■ Stated task
Your task is to copy the material exactly.

■ Input
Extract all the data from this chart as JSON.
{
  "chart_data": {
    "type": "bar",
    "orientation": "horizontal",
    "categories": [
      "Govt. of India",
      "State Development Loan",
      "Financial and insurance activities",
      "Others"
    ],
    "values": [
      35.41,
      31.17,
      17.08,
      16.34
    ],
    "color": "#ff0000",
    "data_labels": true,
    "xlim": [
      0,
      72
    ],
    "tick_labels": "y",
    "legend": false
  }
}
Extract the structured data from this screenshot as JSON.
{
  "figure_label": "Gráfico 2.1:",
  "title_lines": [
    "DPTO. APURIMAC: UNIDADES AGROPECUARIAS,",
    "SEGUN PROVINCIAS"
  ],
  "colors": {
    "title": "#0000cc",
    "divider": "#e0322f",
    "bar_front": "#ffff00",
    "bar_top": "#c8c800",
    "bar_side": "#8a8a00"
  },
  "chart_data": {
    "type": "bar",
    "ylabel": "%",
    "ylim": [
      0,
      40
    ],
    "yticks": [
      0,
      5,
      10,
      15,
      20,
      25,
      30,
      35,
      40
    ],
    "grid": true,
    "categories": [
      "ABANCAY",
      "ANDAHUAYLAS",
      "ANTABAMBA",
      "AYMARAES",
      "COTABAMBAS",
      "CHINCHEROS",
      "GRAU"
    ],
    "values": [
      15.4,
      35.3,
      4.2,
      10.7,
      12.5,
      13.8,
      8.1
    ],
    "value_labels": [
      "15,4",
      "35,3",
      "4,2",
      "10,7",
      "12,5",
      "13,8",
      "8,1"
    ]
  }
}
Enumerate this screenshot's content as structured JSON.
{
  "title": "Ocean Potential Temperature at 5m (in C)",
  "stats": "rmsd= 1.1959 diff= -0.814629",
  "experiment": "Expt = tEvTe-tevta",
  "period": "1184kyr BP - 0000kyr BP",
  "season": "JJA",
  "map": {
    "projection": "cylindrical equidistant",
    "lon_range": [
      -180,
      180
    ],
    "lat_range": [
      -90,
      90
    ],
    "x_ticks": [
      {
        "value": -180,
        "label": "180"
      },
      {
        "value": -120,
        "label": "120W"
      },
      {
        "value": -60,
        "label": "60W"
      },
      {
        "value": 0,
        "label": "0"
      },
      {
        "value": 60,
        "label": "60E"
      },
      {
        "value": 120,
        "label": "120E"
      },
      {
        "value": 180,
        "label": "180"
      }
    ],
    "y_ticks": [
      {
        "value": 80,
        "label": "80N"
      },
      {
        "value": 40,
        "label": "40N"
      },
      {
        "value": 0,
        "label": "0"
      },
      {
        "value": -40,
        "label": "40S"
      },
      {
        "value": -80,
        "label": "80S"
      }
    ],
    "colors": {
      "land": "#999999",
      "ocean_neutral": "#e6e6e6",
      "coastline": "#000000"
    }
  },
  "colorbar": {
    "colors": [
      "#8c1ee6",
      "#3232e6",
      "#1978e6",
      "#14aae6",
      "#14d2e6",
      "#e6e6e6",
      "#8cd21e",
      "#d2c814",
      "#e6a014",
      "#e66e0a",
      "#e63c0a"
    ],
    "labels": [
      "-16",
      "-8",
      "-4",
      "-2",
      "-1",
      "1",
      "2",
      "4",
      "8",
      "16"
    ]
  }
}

■ Task response
Extract all the data from this chart as JSON.
{
  "chart_data": {
    "type": "bar",
    "orientation": "horizontal",
    "categories": [
      "Govt. of India",
      "State Development Loan",
      "Financial and insurance activities",
      "Others"
    ],
    "values": [
      35.41,
      31.17,
      17.08,
      16.34
    ],
    "color": "#ff0000",
    "data_labels": true,
    "xlim": [
      0,
      72
    ],
    "tick_labels": "y",
    "legend": false
  }
}
Extract the structured data from this screenshot as JSON.
{
  "figure_label": "Gráfico 2.1:",
  "title_lines": [
    "DPTO. APURIMAC: UNIDADES AGROPECUARIAS,",
    "SEGUN PROVINCIAS"
  ],
  "colors": {
    "title": "#0000cc",
    "divider": "#e0322f",
    "bar_front": "#ffff00",
    "bar_top": "#c8c800",
    "bar_side": "#8a8a00"
  },
  "chart_data": {
    "type": "bar",
    "ylabel": "%",
    "ylim": [
      0,
      40
    ],
    "yticks": [
      0,
      5,
      10,
      15,
      20,
      25,
      30,
      35,
      40
    ],
    "grid": true,
    "categories": [
      "ABANCAY",
      "ANDAHUAYLAS",
      "ANTABAMBA",
      "AYMARAES",
      "COTABAMBAS",
      "CHINCHEROS",
      "GRAU"
    ],
    "values": [
      15.4,
      35.3,
      4.2,
      10.7,
      12.5,
      13.8,
      8.1
    ],
    "value_labels": [
      "15,4",
      "35,3",
      "4,2",
      "10,7",
      "12,5",
      "13,8",
      "8,1"
    ]
  }
}
Enumerate this screenshot's content as structured JSON.
{
  "title": "Ocean Potential Temperature at 5m (in C)",
  "stats": "rmsd= 1.1959 diff= -0.814629",
  "experiment": "Expt = tEvTe-tevta",
  "period": "1184kyr BP - 0000kyr BP",
  "season": "JJA",
  "map": {
    "projection": "cylindrical equidistant",
    "lon_range": [
      -180,
      180
    ],
    "lat_range": [
      -90,
      90
    ],
    "x_ticks": [
      {
        "value": -180,
        "label": "180"
      },
      {
        "value": -120,
        "label": "120W"
      },
      {
        "value": -60,
        "label": "60W"
      },
      {
        "value": 0,
        "label": "0"
      },
      {
        "value": 60,
        "label": "60E"
      },
      {
        "value": 120,
        "label": "120E"
      },
      {
        "value": 180,
        "label": "180"
      }
    ],
    "y_ticks": [
      {
        "value": 80,
        "label": "80N"
      },
      {
        "value": 40,
        "label": "40N"
      },
      {
        "value": 0,
        "label": "0"
      },
      {
        "value": -40,
        "label": "40S"
      },
      {
        "value": -80,
        "label": "80S"
      }
    ],
    "colors": {
      "land": "#999999",
      "ocean_neutral": "#e6e6e6",
      "coastline": "#000000"
    }
  },
  "colorbar": {
    "colors": [
      "#8c1ee6",
      "#3232e6",
      "#1978e6",
      "#14aae6",
      "#14d2e6",
      "#e6e6e6",
      "#8cd21e",
      "#d2c814",
      "#e6a014",
      "#e66e0a",
      "#e63c0a"
    ],
    "labels": [
      "-16",
      "-8",
      "-4",
      "-2",
      "-1",
      "1",
      "2",
      "4",
      "8",
      "16"
    ]
  }
}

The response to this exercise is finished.